_The tasks:_
1 – In the Tri-Cities jobs report, replace "labor force" with "workforce" in the passage starting with "Tri-Cities employers added" and going on through "since October 2016.".
2 – According to the Tri-Cities jobs report, what accounts for much of the labor force loss?
3 – Condense the paragraph of the Tri-Cities jobs report that begins "From a trends perspective" into a short bulleted list that keeps its main facts.

Tri-Cities economy adds 2,000 jobs in February, growth rate trend slower

Tri-Cities employers added 2,000 in February, employment was up by 4,243, the labor force grew by 3,960, and the unemployment rate dipped to 3.9%. It was the sixth time in the last 12 months unemployment has been below 4%.

Compared to February last year, the preliminary number of non-adjusted nonfarm jobs is down by 500, but employment is up 4,429. During the past year job creation has brought an additional 1,407 people into the labor force.

From a trends perspective, the three-month moving average declined in January and February, and the monthly year-over-year change has been negative for five straight months. Although nonfarm jobs are being created the February job creation trend rate was at the lowest level since October 2016.

There were 2,000 fewer nonfarm jobs in February than there were in February 2008.

The number of people employed is 16,968 below the pre-recession high, and the labor force is down 20,786. Much of the labor force loss can be attributed to the region’s aging population.

Outsourcing, contract employees, part-time work, and employers looking for employees with higher skill sets and who can pass drug tests continued as the some of the region’s hot-button labor market issues. Although job creation is progressing more low-paying job are begin generated than the prized high-paying jobs. There are ample job openings but not fining the job they want continues to be a common complaint. Simply put, the labor market is improving for some – but not all workers.

_Excerpted records:_
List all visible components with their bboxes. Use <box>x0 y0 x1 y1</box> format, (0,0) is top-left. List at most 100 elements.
...
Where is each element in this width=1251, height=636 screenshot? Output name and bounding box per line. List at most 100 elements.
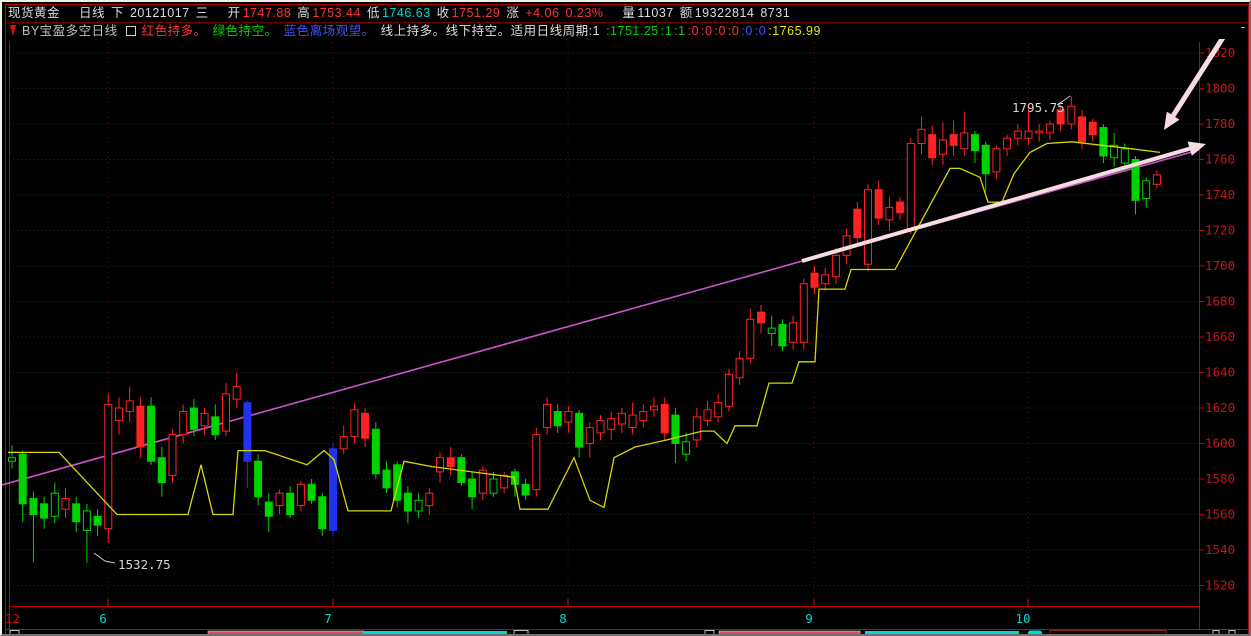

_Solution set:_
1 –
Tri-Cities employers added 2,000 in February, employment was up by 4,243, the workforce grew by 3,960, and the unemployment rate dipped to 3.9%. It was the sixth time in the last 12 months unemployment has been below 4%.

Compared to February last year, the preliminary number of non-adjusted nonfarm jobs is down by 500, but employment is up 4,429. During the past year job creation has brought an additional 1,407 people into the workforce.

From a trends perspective, the three-month moving average declined in January and February, and the monthly year-over-year change has been negative for five straight months. Although nonfarm jobs are being created the February job creation trend rate was at the lowest level since October 2016.

2 – The region's aging population.

3 –
- The three-month moving average declined in January and February.
- The monthly year-over-year change has been negative for five straight months.
- Nonfarm jobs are still being created, but February's job creation trend rate was the lowest since October 2016.